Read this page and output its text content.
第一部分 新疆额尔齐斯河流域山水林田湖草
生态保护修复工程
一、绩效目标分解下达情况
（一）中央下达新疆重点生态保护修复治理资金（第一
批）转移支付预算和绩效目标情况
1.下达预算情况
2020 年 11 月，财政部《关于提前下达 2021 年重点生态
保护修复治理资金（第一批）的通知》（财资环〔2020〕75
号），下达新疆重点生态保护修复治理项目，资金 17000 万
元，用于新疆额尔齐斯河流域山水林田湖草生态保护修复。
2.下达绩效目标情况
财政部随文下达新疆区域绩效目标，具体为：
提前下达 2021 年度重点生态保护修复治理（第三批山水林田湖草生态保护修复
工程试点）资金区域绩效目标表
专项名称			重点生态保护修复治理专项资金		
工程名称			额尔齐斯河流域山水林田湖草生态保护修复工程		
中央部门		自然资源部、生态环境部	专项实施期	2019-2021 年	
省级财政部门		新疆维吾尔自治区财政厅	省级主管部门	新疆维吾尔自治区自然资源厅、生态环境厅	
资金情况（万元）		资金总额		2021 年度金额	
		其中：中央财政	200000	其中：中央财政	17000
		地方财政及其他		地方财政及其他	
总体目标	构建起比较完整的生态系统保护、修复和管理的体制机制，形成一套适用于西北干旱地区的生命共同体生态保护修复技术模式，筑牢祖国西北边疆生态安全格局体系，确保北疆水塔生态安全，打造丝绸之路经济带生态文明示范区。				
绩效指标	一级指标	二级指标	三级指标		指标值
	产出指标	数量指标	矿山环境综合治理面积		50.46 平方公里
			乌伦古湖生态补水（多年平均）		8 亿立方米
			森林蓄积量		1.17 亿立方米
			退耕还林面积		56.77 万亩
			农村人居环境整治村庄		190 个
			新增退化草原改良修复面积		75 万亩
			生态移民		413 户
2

**WHAT THE EXERCISE ASKS:**
Restate all of the entries exactly, please.

**REPLY:**
Read this page and output its text content.
第一部分 新疆额尔齐斯河流域山水林田湖草
生态保护修复工程
一、绩效目标分解下达情况
（一）中央下达新疆重点生态保护修复治理资金（第一
批）转移支付预算和绩效目标情况
1.下达预算情况
2020 年 11 月，财政部《关于提前下达 2021 年重点生态
保护修复治理资金（第一批）的通知》（财资环〔2020〕75
号），下达新疆重点生态保护修复治理项目，资金 17000 万
元，用于新疆额尔齐斯河流域山水林田湖草生态保护修复。
2.下达绩效目标情况
财政部随文下达新疆区域绩效目标，具体为：
提前下达 2021 年度重点生态保护修复治理（第三批山水林田湖草生态保护修复
工程试点）资金区域绩效目标表
专项名称			重点生态保护修复治理专项资金		
工程名称			额尔齐斯河流域山水林田湖草生态保护修复工程		
中央部门		自然资源部、生态环境部	专项实施期	2019-2021 年	
省级财政部门		新疆维吾尔自治区财政厅	省级主管部门	新疆维吾尔自治区自然资源厅、生态环境厅	
资金情况（万元）		资金总额		2021 年度金额	
		其中：中央财政	200000	其中：中央财政	17000
		地方财政及其他		地方财政及其他	
总体目标	构建起比较完整的生态系统保护、修复和管理的体制机制，形成一套适用于西北干旱地区的生命共同体生态保护修复技术模式，筑牢祖国西北边疆生态安全格局体系，确保北疆水塔生态安全，打造丝绸之路经济带生态文明示范区。				
绩效指标	一级指标	二级指标	三级指标		指标值
	产出指标	数量指标	矿山环境综合治理面积		50.46 平方公里
			乌伦古湖生态补水（多年平均）		8 亿立方米
			森林蓄积量		1.17 亿立方米
			退耕还林面积		56.77 万亩
			农村人居环境整治村庄		190 个
			新增退化草原改良修复面积		75 万亩
			生态移民		413 户
2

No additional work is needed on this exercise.